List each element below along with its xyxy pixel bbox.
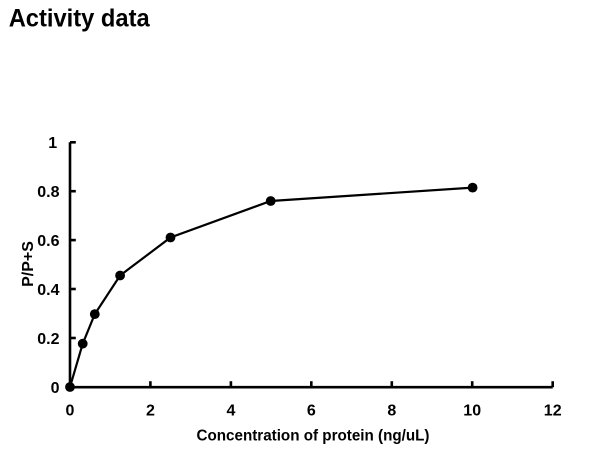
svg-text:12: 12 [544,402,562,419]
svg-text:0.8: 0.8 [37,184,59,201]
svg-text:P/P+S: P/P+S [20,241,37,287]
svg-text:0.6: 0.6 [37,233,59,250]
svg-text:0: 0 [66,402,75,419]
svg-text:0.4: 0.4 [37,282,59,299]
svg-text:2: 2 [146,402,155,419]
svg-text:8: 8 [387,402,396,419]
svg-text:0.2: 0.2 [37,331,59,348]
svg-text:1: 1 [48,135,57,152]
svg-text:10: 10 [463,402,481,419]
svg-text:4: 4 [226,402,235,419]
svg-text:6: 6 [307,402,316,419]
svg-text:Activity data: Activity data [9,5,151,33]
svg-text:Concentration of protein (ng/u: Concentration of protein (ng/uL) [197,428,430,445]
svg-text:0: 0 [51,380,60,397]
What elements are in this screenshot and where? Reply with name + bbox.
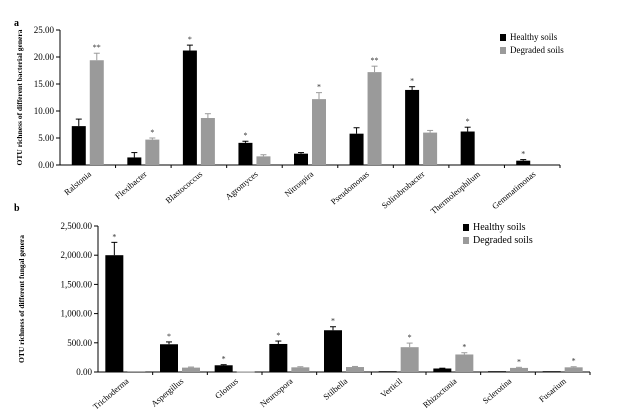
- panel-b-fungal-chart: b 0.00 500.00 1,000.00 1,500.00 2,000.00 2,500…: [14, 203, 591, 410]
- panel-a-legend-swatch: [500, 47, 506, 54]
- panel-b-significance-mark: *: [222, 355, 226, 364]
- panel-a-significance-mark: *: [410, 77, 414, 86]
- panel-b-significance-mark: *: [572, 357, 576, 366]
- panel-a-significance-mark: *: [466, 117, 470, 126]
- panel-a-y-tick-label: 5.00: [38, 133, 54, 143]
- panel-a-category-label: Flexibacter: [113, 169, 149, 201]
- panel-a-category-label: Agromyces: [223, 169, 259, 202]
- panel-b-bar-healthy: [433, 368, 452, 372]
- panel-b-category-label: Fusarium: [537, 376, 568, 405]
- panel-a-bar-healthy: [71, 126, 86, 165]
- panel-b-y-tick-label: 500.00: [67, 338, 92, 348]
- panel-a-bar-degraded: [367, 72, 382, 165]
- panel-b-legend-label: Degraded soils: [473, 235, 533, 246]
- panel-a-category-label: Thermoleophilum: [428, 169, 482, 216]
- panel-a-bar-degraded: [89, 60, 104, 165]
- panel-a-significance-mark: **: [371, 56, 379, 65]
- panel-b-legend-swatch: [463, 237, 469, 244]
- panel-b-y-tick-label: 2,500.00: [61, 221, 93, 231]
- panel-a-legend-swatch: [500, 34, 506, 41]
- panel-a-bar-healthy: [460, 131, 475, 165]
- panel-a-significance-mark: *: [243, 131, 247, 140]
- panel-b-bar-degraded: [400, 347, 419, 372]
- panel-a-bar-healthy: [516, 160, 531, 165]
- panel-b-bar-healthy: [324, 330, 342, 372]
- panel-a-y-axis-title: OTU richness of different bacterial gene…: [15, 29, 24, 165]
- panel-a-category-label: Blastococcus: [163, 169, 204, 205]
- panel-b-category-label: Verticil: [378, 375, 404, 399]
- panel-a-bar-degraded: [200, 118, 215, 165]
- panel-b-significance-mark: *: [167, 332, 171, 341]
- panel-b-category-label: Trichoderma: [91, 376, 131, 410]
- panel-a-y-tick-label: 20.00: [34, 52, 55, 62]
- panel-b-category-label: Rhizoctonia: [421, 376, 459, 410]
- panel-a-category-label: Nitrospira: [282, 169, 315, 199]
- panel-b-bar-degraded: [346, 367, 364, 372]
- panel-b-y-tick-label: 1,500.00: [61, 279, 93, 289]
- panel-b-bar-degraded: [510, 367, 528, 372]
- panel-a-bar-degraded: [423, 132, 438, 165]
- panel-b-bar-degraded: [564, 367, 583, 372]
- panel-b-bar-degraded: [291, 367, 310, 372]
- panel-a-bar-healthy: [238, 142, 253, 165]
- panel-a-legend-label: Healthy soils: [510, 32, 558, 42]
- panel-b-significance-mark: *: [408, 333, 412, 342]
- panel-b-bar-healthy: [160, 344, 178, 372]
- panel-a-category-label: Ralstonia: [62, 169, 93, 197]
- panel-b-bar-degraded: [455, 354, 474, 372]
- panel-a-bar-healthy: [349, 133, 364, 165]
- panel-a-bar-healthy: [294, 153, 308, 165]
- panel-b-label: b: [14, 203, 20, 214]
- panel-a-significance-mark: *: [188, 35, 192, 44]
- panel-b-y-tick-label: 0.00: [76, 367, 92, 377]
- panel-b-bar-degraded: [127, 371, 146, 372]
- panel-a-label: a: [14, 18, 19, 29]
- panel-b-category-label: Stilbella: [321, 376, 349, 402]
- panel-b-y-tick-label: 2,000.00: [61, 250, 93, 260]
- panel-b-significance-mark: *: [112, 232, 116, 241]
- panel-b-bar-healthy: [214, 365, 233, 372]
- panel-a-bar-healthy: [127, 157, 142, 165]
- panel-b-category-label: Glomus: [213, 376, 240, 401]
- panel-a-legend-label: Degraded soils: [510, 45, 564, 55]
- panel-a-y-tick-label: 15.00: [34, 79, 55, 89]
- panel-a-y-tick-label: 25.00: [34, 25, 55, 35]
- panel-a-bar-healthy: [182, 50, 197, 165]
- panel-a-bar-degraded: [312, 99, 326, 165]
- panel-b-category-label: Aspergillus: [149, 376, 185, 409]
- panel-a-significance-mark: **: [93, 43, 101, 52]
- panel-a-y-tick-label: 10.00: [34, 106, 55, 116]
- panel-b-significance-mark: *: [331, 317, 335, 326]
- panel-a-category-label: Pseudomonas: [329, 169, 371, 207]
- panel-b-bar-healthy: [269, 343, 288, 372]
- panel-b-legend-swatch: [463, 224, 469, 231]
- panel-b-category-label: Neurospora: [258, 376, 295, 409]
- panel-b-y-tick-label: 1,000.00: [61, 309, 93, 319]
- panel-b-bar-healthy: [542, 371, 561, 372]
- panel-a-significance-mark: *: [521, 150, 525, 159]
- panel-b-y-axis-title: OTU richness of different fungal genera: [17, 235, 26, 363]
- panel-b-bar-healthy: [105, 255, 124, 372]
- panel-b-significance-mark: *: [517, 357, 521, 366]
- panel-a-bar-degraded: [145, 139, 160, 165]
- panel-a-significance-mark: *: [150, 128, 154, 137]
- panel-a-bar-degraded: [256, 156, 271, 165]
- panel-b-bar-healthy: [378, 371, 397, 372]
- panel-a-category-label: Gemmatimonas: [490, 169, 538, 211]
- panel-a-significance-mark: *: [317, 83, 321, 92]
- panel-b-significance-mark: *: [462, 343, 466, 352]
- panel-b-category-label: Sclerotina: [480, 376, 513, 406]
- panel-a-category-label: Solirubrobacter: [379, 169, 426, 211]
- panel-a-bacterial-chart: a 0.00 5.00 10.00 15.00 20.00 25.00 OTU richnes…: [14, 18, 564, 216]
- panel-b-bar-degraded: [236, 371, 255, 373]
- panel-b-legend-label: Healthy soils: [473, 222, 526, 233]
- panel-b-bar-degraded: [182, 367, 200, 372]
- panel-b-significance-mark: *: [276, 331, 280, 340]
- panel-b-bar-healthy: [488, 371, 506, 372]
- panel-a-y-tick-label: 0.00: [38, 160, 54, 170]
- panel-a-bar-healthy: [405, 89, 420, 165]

__________

- Task statement -
Repeat each entry exactly as it appears; skip any picture.

- Written solution -
List each element below along with its xyxy pixel bbox.
svg-text:12: 12 [544,402,562,419]
svg-text:0.8: 0.8 [37,184,59,201]
svg-text:P/P+S: P/P+S [20,241,37,287]
svg-text:0.6: 0.6 [37,233,59,250]
svg-text:0: 0 [66,402,75,419]
svg-text:0.4: 0.4 [37,282,59,299]
svg-text:2: 2 [146,402,155,419]
svg-text:8: 8 [387,402,396,419]
svg-text:0.2: 0.2 [37,331,59,348]
svg-text:1: 1 [48,135,57,152]
svg-text:10: 10 [463,402,481,419]
svg-text:4: 4 [226,402,235,419]
svg-text:6: 6 [307,402,316,419]
svg-text:Activity data: Activity data [9,5,151,33]
svg-text:Concentration of protein (ng/u: Concentration of protein (ng/uL) [197,428,430,445]
svg-text:0: 0 [51,380,60,397]
What elements are in this screenshot and where? Reply with name + bbox.
- panel-b-fungal-chart: b 0.00 500.00 1,000.00 1,500.00 2,000.00 2,500…: [14, 203, 591, 410]
- panel-a-legend-swatch: [500, 47, 506, 54]
- panel-b-significance-mark: *: [222, 355, 226, 364]
- panel-a-significance-mark: *: [410, 77, 414, 86]
- panel-b-significance-mark: *: [572, 357, 576, 366]
- panel-a-significance-mark: *: [466, 117, 470, 126]
- panel-a-y-tick-label: 5.00: [38, 133, 54, 143]
- panel-a-category-label: Flexibacter: [113, 169, 149, 201]
- panel-a-category-label: Agromyces: [223, 169, 259, 202]
- panel-b-bar-healthy: [433, 368, 452, 372]
- panel-b-category-label: Fusarium: [537, 376, 568, 405]
- panel-a-bar-healthy: [71, 126, 86, 165]
- panel-b-y-tick-label: 500.00: [67, 338, 92, 348]
- panel-a-bar-degraded: [367, 72, 382, 165]
- panel-b-legend-label: Degraded soils: [473, 235, 533, 246]
- panel-a-category-label: Thermoleophilum: [428, 169, 482, 216]
- panel-a-bar-degraded: [89, 60, 104, 165]
- panel-a-significance-mark: **: [371, 56, 379, 65]
- panel-b-legend-swatch: [463, 237, 469, 244]
- panel-b-y-tick-label: 2,500.00: [61, 221, 93, 231]
- panel-a-legend-swatch: [500, 34, 506, 41]
- panel-a-bar-healthy: [460, 131, 475, 165]
- panel-a-significance-mark: *: [243, 131, 247, 140]
- panel-b-bar-degraded: [400, 347, 419, 372]
- panel-a-bar-healthy: [516, 160, 531, 165]
- panel-b-bar-healthy: [324, 330, 342, 372]
- panel-a-y-axis-title: OTU richness of different bacterial gene…: [15, 29, 24, 165]
- panel-a-category-label: Blastococcus: [163, 169, 204, 205]
- panel-b-category-label: Verticil: [378, 375, 404, 399]
- panel-a-bar-degraded: [200, 118, 215, 165]
- panel-b-significance-mark: *: [167, 332, 171, 341]
- panel-b-category-label: Trichoderma: [91, 376, 131, 410]
- panel-a-y-tick-label: 20.00: [34, 52, 55, 62]
- panel-b-category-label: Rhizoctonia: [421, 376, 459, 410]
- panel-a-category-label: Nitrospira: [282, 169, 315, 199]
- panel-b-bar-degraded: [346, 367, 364, 372]
- panel-b-y-tick-label: 1,500.00: [61, 279, 93, 289]
- panel-b-bar-degraded: [510, 367, 528, 372]
- panel-a-bar-degraded: [423, 132, 438, 165]
- panel-b-bar-degraded: [564, 367, 583, 372]
- panel-b-bar-degraded: [291, 367, 310, 372]
- panel-a-bar-healthy: [238, 142, 253, 165]
- panel-a-legend-label: Healthy soils: [510, 32, 558, 42]
- panel-b-significance-mark: *: [408, 333, 412, 342]
- panel-b-bar-healthy: [160, 344, 178, 372]
- panel-a-category-label: Ralstonia: [62, 169, 93, 197]
- panel-b-bar-degraded: [455, 354, 474, 372]
- panel-a-bar-healthy: [349, 133, 364, 165]
- panel-a-bar-healthy: [294, 153, 308, 165]
- panel-b-label: b: [14, 203, 20, 214]
- panel-a-significance-mark: *: [188, 35, 192, 44]
- panel-b-y-tick-label: 0.00: [76, 367, 92, 377]
- panel-b-bar-degraded: [127, 371, 146, 372]
- panel-a-label: a: [14, 18, 19, 29]
- panel-b-category-label: Stilbella: [321, 376, 349, 402]
- panel-b-y-tick-label: 2,000.00: [61, 250, 93, 260]
- panel-b-significance-mark: *: [112, 232, 116, 241]
- panel-b-bar-healthy: [214, 365, 233, 372]
- panel-a-bar-healthy: [127, 157, 142, 165]
- panel-b-category-label: Glomus: [213, 376, 240, 401]
- panel-a-legend-label: Degraded soils: [510, 45, 564, 55]
- panel-a-y-tick-label: 15.00: [34, 79, 55, 89]
- panel-a-y-tick-label: 25.00: [34, 25, 55, 35]
- panel-a-bar-healthy: [182, 50, 197, 165]
- panel-a-bar-degraded: [312, 99, 326, 165]
- panel-b-category-label: Aspergillus: [149, 376, 185, 409]
- panel-a-significance-mark: **: [93, 43, 101, 52]
- panel-a-y-tick-label: 10.00: [34, 106, 55, 116]
- panel-b-significance-mark: *: [331, 317, 335, 326]
- panel-a-category-label: Pseudomonas: [329, 169, 371, 207]
- panel-b-bar-healthy: [269, 343, 288, 372]
- panel-b-legend-swatch: [463, 224, 469, 231]
- panel-b-category-label: Neurospora: [258, 376, 295, 409]
- panel-b-y-tick-label: 1,000.00: [61, 309, 93, 319]
- panel-b-bar-healthy: [542, 371, 561, 372]
- panel-a-significance-mark: *: [521, 150, 525, 159]
- panel-b-y-axis-title: OTU richness of different fungal genera: [17, 235, 26, 363]
- panel-b-bar-healthy: [105, 255, 124, 372]
- panel-b-significance-mark: *: [517, 357, 521, 366]
- panel-a-bar-degraded: [145, 139, 160, 165]
- panel-a-significance-mark: *: [150, 128, 154, 137]
- panel-a-bar-degraded: [256, 156, 271, 165]
- panel-b-bar-healthy: [378, 371, 397, 372]
- panel-a-category-label: Gemmatimonas: [490, 169, 538, 211]
- panel-a-significance-mark: *: [317, 83, 321, 92]
- panel-b-significance-mark: *: [462, 343, 466, 352]
- panel-b-category-label: Sclerotina: [480, 376, 513, 406]
- panel-a-category-label: Solirubrobacter: [379, 169, 426, 211]
- panel-a-bacterial-chart: a 0.00 5.00 10.00 15.00 20.00 25.00 OTU richnes…: [14, 18, 564, 216]
- panel-b-bar-degraded: [236, 371, 255, 373]
- panel-b-legend-label: Healthy soils: [473, 222, 526, 233]
- panel-b-bar-degraded: [182, 367, 200, 372]
- panel-b-significance-mark: *: [276, 331, 280, 340]
- panel-b-bar-healthy: [488, 371, 506, 372]
- panel-a-y-tick-label: 0.00: [38, 160, 54, 170]
- panel-a-bar-healthy: [405, 89, 420, 165]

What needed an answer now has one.